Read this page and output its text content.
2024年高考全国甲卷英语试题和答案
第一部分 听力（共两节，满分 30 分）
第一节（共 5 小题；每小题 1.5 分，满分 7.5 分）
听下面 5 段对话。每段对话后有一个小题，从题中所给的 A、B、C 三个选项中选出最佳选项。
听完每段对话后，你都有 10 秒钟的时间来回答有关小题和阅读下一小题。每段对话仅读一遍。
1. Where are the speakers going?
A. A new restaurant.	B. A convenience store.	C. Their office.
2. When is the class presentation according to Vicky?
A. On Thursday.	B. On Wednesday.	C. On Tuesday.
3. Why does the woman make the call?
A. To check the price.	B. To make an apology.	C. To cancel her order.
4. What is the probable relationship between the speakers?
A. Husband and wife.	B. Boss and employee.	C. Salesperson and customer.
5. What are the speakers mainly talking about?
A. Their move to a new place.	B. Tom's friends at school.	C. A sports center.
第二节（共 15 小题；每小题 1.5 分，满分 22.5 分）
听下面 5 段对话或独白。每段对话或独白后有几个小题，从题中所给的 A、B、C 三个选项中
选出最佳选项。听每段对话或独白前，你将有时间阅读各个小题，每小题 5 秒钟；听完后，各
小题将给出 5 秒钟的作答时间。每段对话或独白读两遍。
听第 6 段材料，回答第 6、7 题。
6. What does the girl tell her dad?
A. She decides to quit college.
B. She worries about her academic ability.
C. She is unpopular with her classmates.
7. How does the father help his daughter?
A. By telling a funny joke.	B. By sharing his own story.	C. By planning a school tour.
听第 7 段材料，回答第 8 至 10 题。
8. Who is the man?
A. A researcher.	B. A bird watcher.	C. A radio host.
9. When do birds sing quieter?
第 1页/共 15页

[What needs to be done] In the entries above, find lines with "make" and copy each.

[Response below]
3. Why does the woman make the call?
A. To check the price.	B. To make an apology.	C. To cancel her order.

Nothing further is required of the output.